# Given exercise
Reproduce the following items line for line, without changing anything.

Element position data:

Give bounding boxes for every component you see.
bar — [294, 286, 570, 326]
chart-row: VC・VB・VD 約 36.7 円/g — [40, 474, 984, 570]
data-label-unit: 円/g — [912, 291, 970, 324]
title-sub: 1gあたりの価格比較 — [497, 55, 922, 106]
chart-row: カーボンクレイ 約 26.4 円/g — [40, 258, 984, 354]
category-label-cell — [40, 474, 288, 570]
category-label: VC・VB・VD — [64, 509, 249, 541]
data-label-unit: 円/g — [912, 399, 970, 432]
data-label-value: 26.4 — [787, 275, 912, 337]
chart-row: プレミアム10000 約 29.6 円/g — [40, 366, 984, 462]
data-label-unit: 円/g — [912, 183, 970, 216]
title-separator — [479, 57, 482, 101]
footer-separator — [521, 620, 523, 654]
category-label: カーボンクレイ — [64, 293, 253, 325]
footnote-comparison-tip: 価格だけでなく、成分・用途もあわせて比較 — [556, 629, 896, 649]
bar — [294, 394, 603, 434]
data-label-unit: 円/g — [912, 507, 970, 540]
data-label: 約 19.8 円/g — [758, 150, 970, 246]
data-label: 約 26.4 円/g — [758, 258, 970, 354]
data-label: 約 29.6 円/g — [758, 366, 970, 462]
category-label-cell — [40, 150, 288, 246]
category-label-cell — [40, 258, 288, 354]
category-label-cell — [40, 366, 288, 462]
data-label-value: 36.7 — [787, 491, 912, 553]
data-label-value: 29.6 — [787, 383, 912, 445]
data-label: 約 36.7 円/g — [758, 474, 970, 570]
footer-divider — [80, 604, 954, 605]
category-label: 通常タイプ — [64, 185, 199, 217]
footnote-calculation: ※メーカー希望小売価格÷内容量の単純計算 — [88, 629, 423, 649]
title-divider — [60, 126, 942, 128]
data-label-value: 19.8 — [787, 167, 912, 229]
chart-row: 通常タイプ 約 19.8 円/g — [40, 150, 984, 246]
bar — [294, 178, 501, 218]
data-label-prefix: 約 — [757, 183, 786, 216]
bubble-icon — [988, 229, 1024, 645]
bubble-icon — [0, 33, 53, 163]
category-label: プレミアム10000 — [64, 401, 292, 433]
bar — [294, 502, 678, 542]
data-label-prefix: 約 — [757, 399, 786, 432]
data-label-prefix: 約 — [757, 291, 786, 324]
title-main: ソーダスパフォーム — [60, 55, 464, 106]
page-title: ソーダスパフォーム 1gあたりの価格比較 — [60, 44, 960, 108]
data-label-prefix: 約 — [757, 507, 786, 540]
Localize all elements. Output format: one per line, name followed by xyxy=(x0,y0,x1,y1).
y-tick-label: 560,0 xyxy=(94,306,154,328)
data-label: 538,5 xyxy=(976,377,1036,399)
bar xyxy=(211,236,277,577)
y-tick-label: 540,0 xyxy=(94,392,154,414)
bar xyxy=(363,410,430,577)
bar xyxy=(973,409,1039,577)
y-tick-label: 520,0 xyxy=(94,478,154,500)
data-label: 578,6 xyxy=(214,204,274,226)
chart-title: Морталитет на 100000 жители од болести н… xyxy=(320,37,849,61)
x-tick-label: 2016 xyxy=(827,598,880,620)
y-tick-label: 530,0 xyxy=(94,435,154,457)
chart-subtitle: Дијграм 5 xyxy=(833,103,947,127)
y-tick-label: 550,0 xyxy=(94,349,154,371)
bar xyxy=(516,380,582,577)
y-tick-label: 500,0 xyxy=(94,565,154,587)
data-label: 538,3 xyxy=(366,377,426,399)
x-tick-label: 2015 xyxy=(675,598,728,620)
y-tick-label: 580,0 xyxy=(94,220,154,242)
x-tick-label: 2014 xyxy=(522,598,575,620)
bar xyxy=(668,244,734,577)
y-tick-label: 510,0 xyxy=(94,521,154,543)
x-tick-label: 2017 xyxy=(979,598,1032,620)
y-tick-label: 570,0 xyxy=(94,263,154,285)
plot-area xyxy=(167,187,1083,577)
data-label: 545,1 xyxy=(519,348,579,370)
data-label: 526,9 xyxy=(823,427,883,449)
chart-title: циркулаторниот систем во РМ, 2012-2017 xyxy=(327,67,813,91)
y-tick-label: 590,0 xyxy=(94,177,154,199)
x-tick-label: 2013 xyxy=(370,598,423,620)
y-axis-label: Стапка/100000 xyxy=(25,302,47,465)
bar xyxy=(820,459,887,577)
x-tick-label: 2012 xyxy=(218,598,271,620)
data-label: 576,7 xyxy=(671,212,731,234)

# Task result
Give bounding boxes for every component you see.
bar — [294, 286, 570, 326]
chart-row: VC・VB・VD 約 36.7 円/g — [40, 474, 984, 570]
data-label-unit: 円/g — [912, 291, 970, 324]
title-sub: 1gあたりの価格比較 — [497, 55, 922, 106]
chart-row: カーボンクレイ 約 26.4 円/g — [40, 258, 984, 354]
category-label-cell — [40, 474, 288, 570]
category-label: VC・VB・VD — [64, 509, 249, 541]
data-label-unit: 円/g — [912, 399, 970, 432]
data-label-value: 26.4 — [787, 275, 912, 337]
chart-row: プレミアム10000 約 29.6 円/g — [40, 366, 984, 462]
data-label-unit: 円/g — [912, 183, 970, 216]
title-separator — [479, 57, 482, 101]
footer-separator — [521, 620, 523, 654]
category-label: カーボンクレイ — [64, 293, 253, 325]
footnote-comparison-tip: 価格だけでなく、成分・用途もあわせて比較 — [556, 629, 896, 649]
bar — [294, 394, 603, 434]
data-label-unit: 円/g — [912, 507, 970, 540]
data-label: 約 19.8 円/g — [758, 150, 970, 246]
data-label: 約 26.4 円/g — [758, 258, 970, 354]
data-label: 約 29.6 円/g — [758, 366, 970, 462]
category-label-cell — [40, 150, 288, 246]
category-label-cell — [40, 258, 288, 354]
category-label-cell — [40, 366, 288, 462]
data-label-value: 36.7 — [787, 491, 912, 553]
data-label-value: 29.6 — [787, 383, 912, 445]
data-label: 約 36.7 円/g — [758, 474, 970, 570]
footer-divider — [80, 604, 954, 605]
category-label: 通常タイプ — [64, 185, 199, 217]
footnote-calculation: ※メーカー希望小売価格÷内容量の単純計算 — [88, 629, 423, 649]
title-divider — [60, 126, 942, 128]
data-label-value: 19.8 — [787, 167, 912, 229]
chart-row: 通常タイプ 約 19.8 円/g — [40, 150, 984, 246]
bar — [294, 178, 501, 218]
data-label-prefix: 約 — [757, 183, 786, 216]
bubble-icon — [988, 229, 1024, 645]
bubble-icon — [0, 33, 53, 163]
category-label: プレミアム10000 — [64, 401, 292, 433]
bar — [294, 502, 678, 542]
data-label-prefix: 約 — [757, 399, 786, 432]
data-label-prefix: 約 — [757, 291, 786, 324]
title-main: ソーダスパフォーム — [60, 55, 464, 106]
page-title: ソーダスパフォーム 1gあたりの価格比較 — [60, 44, 960, 108]
data-label-prefix: 約 — [757, 507, 786, 540]
Localize all elements. Output format: one per line, name followed by xyxy=(x0,y0,x1,y1).
y-tick-label: 560,0 xyxy=(94,306,154,328)
data-label: 538,5 xyxy=(976,377,1036,399)
bar xyxy=(211,236,277,577)
y-tick-label: 540,0 xyxy=(94,392,154,414)
bar xyxy=(363,410,430,577)
bar xyxy=(973,409,1039,577)
y-tick-label: 520,0 xyxy=(94,478,154,500)
data-label: 578,6 xyxy=(214,204,274,226)
chart-title: Морталитет на 100000 жители од болести н… xyxy=(320,37,849,61)
x-tick-label: 2016 xyxy=(827,598,880,620)
y-tick-label: 530,0 xyxy=(94,435,154,457)
chart-subtitle: Дијграм 5 xyxy=(833,103,947,127)
y-tick-label: 550,0 xyxy=(94,349,154,371)
bar xyxy=(516,380,582,577)
y-tick-label: 500,0 xyxy=(94,565,154,587)
data-label: 538,3 xyxy=(366,377,426,399)
x-tick-label: 2015 xyxy=(675,598,728,620)
y-tick-label: 580,0 xyxy=(94,220,154,242)
x-tick-label: 2014 xyxy=(522,598,575,620)
bar xyxy=(668,244,734,577)
y-tick-label: 510,0 xyxy=(94,521,154,543)
x-tick-label: 2017 xyxy=(979,598,1032,620)
y-tick-label: 570,0 xyxy=(94,263,154,285)
plot-area xyxy=(167,187,1083,577)
data-label: 545,1 xyxy=(519,348,579,370)
data-label: 526,9 xyxy=(823,427,883,449)
chart-title: циркулаторниот систем во РМ, 2012-2017 xyxy=(327,67,813,91)
y-tick-label: 590,0 xyxy=(94,177,154,199)
x-tick-label: 2013 xyxy=(370,598,423,620)
y-axis-label: Стапка/100000 xyxy=(25,302,47,465)
bar xyxy=(820,459,887,577)
x-tick-label: 2012 xyxy=(218,598,271,620)
data-label: 576,7 xyxy=(671,212,731,234)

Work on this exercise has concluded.